» **WHAT THE TASK REQUIRES**:
Return every line below in which "this" appears.

......

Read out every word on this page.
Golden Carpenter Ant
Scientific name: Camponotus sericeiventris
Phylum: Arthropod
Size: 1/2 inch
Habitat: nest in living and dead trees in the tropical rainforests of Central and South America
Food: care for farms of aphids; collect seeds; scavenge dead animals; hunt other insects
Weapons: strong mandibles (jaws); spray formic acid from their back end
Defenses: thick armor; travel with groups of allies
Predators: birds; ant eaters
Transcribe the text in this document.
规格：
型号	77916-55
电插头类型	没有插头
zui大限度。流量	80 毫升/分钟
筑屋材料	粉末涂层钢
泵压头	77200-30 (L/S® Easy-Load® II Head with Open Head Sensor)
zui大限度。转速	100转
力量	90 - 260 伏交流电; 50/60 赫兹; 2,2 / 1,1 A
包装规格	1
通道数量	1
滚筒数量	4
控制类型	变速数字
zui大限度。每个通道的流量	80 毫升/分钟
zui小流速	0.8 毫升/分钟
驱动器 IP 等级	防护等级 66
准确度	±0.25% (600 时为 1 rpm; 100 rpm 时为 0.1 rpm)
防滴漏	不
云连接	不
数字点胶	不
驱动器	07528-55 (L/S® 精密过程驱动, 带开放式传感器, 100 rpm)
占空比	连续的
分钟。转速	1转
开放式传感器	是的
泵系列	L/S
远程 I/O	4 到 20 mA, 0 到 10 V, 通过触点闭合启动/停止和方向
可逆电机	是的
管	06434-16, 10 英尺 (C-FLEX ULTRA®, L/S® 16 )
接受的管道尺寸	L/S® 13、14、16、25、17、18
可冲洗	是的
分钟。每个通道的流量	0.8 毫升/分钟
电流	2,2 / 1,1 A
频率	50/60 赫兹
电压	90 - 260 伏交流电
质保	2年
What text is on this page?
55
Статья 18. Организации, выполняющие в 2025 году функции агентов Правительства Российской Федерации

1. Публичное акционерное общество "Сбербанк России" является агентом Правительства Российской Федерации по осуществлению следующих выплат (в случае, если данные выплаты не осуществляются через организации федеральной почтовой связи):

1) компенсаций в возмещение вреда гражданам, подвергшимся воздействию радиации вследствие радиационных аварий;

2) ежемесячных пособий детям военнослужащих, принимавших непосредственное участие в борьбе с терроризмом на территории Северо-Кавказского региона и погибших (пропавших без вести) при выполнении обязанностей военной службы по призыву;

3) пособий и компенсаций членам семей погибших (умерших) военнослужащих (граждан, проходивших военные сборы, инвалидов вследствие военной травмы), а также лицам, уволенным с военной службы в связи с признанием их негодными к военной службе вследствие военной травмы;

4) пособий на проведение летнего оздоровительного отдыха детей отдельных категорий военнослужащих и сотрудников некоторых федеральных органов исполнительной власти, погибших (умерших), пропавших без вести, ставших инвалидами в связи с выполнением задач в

......

» **FULL ANSWER**:
Read out every word on this page.
Transcribe the text in this document.
What text is on this page?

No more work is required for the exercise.